─── INPUT DATA ───
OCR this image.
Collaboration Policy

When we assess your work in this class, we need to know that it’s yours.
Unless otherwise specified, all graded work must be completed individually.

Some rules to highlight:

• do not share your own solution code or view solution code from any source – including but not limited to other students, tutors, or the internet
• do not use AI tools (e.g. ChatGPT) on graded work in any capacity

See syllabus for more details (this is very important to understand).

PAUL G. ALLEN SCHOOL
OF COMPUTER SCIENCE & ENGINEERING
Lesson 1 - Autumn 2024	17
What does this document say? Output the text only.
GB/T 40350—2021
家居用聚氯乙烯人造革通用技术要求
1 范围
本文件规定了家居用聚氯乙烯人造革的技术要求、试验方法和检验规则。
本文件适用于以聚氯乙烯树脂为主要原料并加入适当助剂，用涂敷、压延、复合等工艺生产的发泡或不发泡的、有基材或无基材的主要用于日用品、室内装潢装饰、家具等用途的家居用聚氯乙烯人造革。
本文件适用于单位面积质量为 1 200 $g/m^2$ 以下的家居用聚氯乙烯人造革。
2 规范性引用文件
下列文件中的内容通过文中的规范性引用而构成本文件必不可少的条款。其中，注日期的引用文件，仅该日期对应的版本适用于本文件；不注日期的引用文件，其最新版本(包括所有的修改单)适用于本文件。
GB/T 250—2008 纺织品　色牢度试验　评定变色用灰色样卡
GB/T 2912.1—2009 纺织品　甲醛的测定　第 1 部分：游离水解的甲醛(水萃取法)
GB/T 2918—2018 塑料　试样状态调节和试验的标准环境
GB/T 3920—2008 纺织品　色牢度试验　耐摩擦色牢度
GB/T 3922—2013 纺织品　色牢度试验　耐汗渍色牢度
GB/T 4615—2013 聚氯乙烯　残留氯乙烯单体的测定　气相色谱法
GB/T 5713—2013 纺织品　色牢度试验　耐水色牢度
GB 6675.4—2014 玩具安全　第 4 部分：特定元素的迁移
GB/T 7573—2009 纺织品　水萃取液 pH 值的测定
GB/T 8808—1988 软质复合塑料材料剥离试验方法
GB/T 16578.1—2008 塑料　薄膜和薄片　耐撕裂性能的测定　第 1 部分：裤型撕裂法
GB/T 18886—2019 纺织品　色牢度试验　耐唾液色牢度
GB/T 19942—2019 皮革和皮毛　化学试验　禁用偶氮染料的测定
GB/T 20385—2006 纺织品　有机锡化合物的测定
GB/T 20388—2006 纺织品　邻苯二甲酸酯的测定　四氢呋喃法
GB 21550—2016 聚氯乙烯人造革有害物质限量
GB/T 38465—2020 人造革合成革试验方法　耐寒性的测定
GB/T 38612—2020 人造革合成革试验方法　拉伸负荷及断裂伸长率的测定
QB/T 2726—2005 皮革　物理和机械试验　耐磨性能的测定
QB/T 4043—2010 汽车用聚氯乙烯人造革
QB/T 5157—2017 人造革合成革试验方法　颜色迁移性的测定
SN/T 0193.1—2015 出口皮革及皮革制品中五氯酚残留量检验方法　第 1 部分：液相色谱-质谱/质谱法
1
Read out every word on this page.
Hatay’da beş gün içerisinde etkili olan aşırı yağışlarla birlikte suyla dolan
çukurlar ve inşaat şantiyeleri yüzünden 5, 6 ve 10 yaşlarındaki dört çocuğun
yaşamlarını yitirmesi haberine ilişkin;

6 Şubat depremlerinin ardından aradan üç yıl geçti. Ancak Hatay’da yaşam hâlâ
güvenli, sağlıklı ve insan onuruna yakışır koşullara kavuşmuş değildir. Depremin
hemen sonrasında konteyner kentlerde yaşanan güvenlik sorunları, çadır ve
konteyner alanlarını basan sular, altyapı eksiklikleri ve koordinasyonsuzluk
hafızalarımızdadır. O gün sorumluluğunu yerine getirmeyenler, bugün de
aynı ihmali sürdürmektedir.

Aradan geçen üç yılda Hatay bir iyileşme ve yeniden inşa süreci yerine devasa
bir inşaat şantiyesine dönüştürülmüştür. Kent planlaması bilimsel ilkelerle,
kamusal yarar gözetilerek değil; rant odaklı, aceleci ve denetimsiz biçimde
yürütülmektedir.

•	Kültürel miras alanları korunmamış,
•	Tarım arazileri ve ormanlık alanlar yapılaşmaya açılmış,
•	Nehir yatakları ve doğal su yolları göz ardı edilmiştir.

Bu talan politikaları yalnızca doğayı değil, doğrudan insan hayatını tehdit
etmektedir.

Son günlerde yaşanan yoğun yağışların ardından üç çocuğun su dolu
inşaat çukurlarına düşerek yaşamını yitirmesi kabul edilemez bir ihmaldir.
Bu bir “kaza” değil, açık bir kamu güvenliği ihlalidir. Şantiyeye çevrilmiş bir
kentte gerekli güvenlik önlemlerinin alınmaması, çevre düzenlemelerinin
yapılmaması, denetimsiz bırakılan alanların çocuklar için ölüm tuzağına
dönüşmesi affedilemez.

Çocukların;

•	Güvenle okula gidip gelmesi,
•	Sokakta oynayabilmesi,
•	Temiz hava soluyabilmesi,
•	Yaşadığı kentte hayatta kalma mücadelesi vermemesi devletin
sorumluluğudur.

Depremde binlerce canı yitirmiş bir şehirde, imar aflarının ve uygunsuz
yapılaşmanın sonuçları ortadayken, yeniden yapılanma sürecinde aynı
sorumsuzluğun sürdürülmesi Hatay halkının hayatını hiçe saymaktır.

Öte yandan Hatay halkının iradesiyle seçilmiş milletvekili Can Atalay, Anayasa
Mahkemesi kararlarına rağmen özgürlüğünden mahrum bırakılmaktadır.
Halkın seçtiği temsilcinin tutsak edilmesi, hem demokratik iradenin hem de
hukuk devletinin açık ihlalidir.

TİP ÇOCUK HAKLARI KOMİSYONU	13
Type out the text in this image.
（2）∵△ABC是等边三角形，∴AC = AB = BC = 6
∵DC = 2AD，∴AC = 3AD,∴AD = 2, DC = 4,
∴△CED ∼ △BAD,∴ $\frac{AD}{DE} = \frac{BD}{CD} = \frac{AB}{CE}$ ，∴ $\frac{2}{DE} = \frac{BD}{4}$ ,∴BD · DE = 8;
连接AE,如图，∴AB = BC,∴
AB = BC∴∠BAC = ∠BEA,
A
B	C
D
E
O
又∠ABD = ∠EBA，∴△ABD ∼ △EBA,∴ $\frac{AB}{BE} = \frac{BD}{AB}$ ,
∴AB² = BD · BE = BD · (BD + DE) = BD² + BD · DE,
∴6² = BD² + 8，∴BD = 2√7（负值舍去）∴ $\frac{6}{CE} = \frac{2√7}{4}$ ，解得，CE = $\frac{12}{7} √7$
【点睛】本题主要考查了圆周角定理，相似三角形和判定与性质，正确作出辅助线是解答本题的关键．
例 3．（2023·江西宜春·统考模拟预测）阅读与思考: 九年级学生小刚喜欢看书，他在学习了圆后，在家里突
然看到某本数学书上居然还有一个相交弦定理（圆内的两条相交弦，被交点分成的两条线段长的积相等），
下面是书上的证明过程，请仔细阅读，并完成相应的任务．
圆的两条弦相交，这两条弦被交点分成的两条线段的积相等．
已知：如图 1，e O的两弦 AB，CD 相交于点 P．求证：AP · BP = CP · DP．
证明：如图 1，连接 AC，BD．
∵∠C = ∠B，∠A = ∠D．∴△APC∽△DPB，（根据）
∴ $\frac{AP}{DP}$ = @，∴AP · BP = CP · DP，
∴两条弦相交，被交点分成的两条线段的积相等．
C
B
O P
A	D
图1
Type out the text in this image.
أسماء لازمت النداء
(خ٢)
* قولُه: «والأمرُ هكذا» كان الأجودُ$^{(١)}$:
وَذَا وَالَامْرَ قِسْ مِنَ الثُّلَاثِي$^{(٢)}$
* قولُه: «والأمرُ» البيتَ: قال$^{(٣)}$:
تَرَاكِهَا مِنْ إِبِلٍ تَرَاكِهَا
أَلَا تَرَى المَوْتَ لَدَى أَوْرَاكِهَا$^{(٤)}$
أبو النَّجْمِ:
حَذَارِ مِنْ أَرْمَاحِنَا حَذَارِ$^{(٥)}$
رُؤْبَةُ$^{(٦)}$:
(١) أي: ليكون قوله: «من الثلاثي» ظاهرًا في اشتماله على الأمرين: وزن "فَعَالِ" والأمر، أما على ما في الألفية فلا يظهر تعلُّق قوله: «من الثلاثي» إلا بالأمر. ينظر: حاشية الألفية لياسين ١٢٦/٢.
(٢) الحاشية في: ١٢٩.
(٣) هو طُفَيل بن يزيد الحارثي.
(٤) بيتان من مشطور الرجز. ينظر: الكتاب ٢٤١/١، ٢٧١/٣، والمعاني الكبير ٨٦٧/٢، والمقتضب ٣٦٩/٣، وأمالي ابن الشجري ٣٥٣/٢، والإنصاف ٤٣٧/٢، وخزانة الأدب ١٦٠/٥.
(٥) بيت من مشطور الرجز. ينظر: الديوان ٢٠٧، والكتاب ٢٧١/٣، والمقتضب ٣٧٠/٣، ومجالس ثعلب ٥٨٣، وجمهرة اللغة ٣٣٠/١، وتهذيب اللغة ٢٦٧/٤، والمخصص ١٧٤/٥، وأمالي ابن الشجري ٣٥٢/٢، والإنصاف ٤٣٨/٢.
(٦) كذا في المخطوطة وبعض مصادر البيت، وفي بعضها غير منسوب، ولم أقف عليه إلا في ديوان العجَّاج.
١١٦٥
───
• _THE EXERCISE_: Track down every line with the word "ardından" and copy it.

• _COMPLETED TASK_:
6 Şubat depremlerinin ardından aradan üç yıl geçti. Ancak Hatay’da yaşam hâlâ
Son günlerde yaşanan yoğun yağışların ardından üç çocuğun su dolu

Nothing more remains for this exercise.